PROBLEMS TO SOLVE
A: Write out the configuration parameter text from "namenode_port" to "Defaults to false.", keeping every word unchanged.
B: Please continue the configuration parameter text from the point where it stops.

TEXT
------------------------------------

Parameters controlling basic hadoop tasks

command
  Name of command for running hadoop from the command line. Defaults to
  "hadoop"

python_executable
  Name of command for running python from the command line. Defaults to
  "python"

scheduler
  Type of scheduler to use when scheduling hadoop jobs. Can be "fair" or
  "capacity". Defaults to "fair".

streaming_jar
  Path to your streaming jar. Must be specified to run streaming jobs.

version
  Version of hadoop used in your cluster. Can be "cdh3", "chd4", or
  "apache1". Defaults to "cdh4".


[hdfs]
------

Parameters controlling the use of snakebite to speed up hdfs queries.

client
  Client to use for most hadoop commands. Options are "snakebite",
  "snakebite_with_hadoopcli_fallback", "webhdfs" and "hadoopcli". Snakebite is
  much faster, so use of it is encouraged. webhdfs is fast and works with
  Python 3 as well, but has not been used that much in the wild.
  Both snakebite and webhdfs requires you to install it separately on
  the machine. Defaults to "hadoopcli".

client_version
  Optionally specifies hadoop client version for snakebite.

effective_user
  Optionally specifies the effective user for snakebite.

namenode_host
  The hostname of the namenode. Needed for snakebite if
  snakebite_autoconfig is not set.

namenode_port
  The port used by snakebite on the namenode. Needed for snakebite if
  snakebite_autoconfig is not set.

snakebite_autoconfig
  If true, attempts to automatically detect the host and port of the
  namenode for snakebite queries. Defaults to false.

tmp_dir
  Path to where Luigi will put temporary files on hdfs


[hive]
------

Parameters controlling hive tasks

command
  Name of the command used to run hive on the command line. Defaults to
  "hive".

hiverc_location
  Optional path to hive rc file.

metastore_host
  Hostname for metastore.

metastore_port
  Port for hive to connect to metastore host.

release
  If set to "apache", uses a hive client that better handles apache
  hive output. All other values use the standard client Defaults to
  "cdh4".


[kubernetes]
------------

Parameters controlling Kubernetes Job Tasks

auth_method
  Authorization method to access the cluster.
  Options are "kubeconfig_" or "service-account_"

kubeconfig_path
  Path to kubeconfig file, for cluster authentication.
  It defaults to ``~/.kube/config``, which is the default location when
  using minikube_.
  When auth_method is "service-account" this property is ignored.

max_retrials
  Maximum number of retrials in case of job failure.

.. _service-account: http://kubernetes.io/docs/user-guide/kubeconfig-file
.. _kubeconfig: http://kubernetes.io/docs/user-guide/service-accounts
.. _minikube: http://kubernetes.io/docs/getting-started-guides/minikube


[mysql]
-------

Parameters controlling use of MySQL targets

marker_table
  Table in which to store status of table updates. This table will be
  created if it doesn't already exist. Defaults to "table_updates".

------------------------------------

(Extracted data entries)
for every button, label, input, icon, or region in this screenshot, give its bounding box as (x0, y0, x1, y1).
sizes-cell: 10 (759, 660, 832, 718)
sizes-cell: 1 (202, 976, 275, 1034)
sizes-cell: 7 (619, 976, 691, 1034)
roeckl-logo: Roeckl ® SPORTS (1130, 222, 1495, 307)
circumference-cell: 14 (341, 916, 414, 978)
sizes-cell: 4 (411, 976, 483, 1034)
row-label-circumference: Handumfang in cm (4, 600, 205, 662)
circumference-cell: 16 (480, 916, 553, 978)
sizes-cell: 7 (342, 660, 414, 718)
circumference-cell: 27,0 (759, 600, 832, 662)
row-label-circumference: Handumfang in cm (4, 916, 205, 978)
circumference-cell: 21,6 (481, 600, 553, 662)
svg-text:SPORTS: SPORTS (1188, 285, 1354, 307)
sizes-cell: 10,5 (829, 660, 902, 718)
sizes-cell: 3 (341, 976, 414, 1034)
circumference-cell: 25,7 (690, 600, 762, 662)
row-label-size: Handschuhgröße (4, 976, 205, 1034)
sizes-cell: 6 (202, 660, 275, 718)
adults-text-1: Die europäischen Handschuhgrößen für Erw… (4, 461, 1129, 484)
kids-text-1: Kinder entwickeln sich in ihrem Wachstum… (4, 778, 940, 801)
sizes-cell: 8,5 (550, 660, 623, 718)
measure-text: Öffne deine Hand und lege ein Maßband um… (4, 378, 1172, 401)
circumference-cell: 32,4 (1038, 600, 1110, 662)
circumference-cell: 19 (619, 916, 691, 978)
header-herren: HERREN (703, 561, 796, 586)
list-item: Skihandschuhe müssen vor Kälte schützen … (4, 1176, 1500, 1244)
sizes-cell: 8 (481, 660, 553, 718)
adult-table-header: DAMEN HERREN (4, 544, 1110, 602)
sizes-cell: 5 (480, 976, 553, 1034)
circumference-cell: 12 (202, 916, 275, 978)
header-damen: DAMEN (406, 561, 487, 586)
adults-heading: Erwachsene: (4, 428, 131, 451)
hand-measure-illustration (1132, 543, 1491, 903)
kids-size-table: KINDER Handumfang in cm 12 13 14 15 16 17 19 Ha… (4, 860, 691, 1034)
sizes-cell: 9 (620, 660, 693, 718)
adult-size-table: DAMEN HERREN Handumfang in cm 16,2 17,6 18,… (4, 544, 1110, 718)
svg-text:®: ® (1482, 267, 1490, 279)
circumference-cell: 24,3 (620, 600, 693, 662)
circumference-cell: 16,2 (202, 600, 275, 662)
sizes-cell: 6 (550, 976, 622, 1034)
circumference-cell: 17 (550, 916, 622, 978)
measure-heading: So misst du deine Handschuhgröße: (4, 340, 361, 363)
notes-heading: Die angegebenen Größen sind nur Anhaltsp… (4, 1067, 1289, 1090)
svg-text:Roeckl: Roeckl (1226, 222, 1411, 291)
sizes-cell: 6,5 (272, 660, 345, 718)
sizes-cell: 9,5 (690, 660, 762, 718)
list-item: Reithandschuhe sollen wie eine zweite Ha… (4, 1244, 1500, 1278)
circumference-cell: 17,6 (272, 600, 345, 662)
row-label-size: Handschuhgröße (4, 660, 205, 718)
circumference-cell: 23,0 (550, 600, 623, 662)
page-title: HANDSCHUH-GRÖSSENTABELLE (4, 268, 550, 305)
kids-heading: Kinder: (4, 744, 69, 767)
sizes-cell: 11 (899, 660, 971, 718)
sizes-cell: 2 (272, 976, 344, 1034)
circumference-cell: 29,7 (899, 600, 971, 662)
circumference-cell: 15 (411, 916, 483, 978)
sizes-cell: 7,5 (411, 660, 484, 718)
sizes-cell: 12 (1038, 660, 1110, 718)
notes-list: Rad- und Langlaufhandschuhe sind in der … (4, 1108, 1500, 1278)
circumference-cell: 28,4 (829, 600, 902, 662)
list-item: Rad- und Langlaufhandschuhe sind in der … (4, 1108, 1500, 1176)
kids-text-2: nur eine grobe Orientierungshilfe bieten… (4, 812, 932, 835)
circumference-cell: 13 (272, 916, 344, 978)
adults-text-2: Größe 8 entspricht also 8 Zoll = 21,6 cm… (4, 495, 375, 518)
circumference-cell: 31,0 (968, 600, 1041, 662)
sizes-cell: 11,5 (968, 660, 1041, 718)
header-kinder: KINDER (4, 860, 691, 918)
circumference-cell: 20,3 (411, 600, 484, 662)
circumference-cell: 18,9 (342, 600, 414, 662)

------------------------------------

REPLIES
A:
namenode_port
  The port used by snakebite on the namenode. Needed for snakebite if
  snakebite_autoconfig is not set.

snakebite_autoconfig
  If true, attempts to automatically detect the host and port of the
  namenode for snakebite queries. Defaults to false.

B:
[postgres]
----------

Parameters controlling the use of Postgres targets

local_tmp_dir
  Directory in which to temporarily store data before writing to
  postgres. Uses system default if not specified.

marker_table
  Table in which to store status of table updates. This table will be
  created if it doesn't already exist. Defaults to "table_updates".


[prometheus]
------------

use_task_family_in_labels
  Should task family be used as a prometheus bucket label.
  Default value is true.

task_parameters_to_use_in_labels
  List of task arguments' names used as additional prometheus bucket labels.
  Passed in a form of a json list.


[redshift]
----------

Parameters controlling the use of Redshift targets

marker_table
  Table in which to store status of table updates. This table will be
  created if it doesn't already exist. Defaults to "table_updates".

.. _resources-config:

[resources]
-----------

This section can contain arbitrary keys. Each of these specifies the
amount of a global resource that the scheduler can allow workers to use.
The scheduler will prevent running jobs with resources specified from
exceeding the counts in this section. Unspecified resources are assumed
to have limit 1. Example resources section for a configuration with 2
hive resources and 1 mysql resource:

.. code:: ini

  [resources]
  hive=2
  mysql=1

Note that it was not necessary to specify the 1 for mysql here, but it
is good practice to do so when you have a fixed set of resources.

.. _retcode-config:

[retcode]
---------

Configure return codes for the Luigi binary. In the case of multiple return
codes that could apply, for example a failing task and missing data, the
*numerically greatest* return code is returned.

We recommend that you copy this set of exit codes to your ``luigi.cfg`` file:

.. code:: ini

  [retcode]
  # The following return codes are the recommended exit codes for Luigi
  # They are in increasing level of severity (for most applications)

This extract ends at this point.